WHAT IS BEING ASKED —
Quote the listing below in full and exactly as written, but omit every picture.

DATA TO USE —
___
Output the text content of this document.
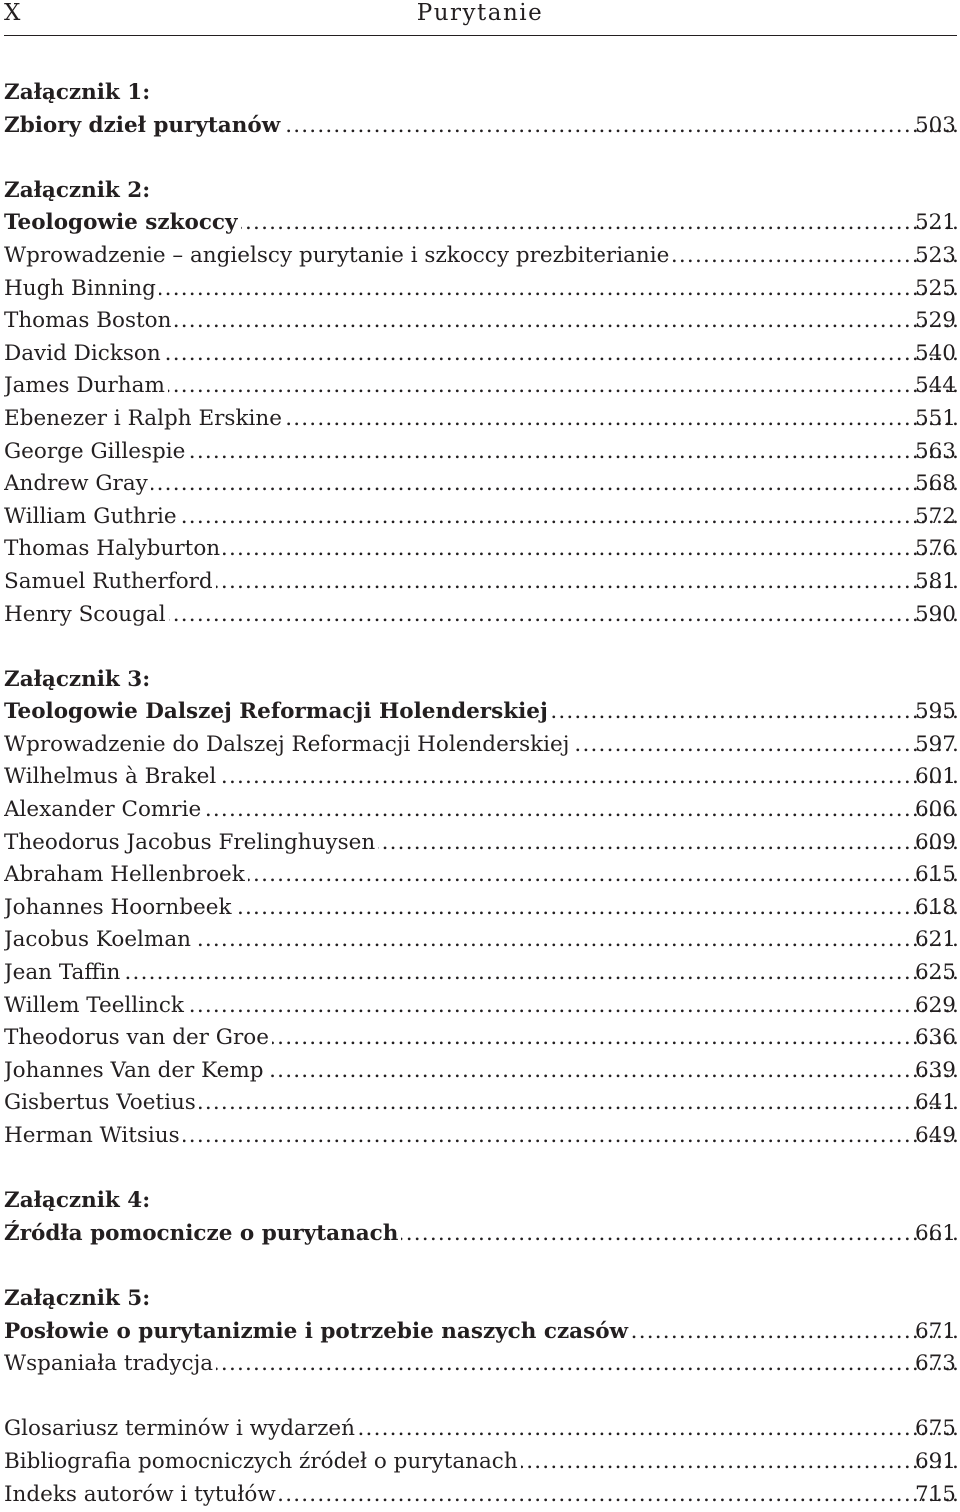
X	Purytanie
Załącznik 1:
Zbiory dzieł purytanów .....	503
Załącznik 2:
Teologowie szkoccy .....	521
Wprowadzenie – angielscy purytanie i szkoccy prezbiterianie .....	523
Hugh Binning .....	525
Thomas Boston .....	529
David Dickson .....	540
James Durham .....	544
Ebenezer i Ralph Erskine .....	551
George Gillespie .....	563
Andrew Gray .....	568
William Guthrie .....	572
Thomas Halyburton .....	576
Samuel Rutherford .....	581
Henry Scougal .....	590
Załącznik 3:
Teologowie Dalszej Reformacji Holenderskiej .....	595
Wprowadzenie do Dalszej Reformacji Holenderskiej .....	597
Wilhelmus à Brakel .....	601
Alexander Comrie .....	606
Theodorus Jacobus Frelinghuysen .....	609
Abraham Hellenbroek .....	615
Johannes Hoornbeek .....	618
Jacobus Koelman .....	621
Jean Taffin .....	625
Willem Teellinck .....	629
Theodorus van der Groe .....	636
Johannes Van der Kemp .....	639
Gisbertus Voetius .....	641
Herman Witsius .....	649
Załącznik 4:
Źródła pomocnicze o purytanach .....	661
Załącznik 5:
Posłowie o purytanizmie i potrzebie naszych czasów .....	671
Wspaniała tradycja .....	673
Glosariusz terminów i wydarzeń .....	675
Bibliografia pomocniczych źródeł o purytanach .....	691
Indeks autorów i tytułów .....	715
___
SOLUTION BELOW —
Output the text content of this document.
X	Purytanie
Załącznik 1:
Zbiory dzieł purytanów .....	503
Załącznik 2:
Teologowie szkoccy .....	521
Wprowadzenie – angielscy purytanie i szkoccy prezbiterianie .....	523
Hugh Binning .....	525
Thomas Boston .....	529
David Dickson .....	540
James Durham .....	544
Ebenezer i Ralph Erskine .....	551
George Gillespie .....	563
Andrew Gray .....	568
William Guthrie .....	572
Thomas Halyburton .....	576
Samuel Rutherford .....	581
Henry Scougal .....	590
Załącznik 3:
Teologowie Dalszej Reformacji Holenderskiej .....	595
Wprowadzenie do Dalszej Reformacji Holenderskiej .....	597
Wilhelmus à Brakel .....	601
Alexander Comrie .....	606
Theodorus Jacobus Frelinghuysen .....	609
Abraham Hellenbroek .....	615
Johannes Hoornbeek .....	618
Jacobus Koelman .....	621
Jean Taffin .....	625
Willem Teellinck .....	629
Theodorus van der Groe .....	636
Johannes Van der Kemp .....	639
Gisbertus Voetius .....	641
Herman Witsius .....	649
Załącznik 4:
Źródła pomocnicze o purytanach .....	661
Załącznik 5:
Posłowie o purytanizmie i potrzebie naszych czasów .....	671
Wspaniała tradycja .....	673
Glosariusz terminów i wydarzeń .....	675
Bibliografia pomocniczych źródeł o purytanach .....	691
Indeks autorów i tytułów .....	715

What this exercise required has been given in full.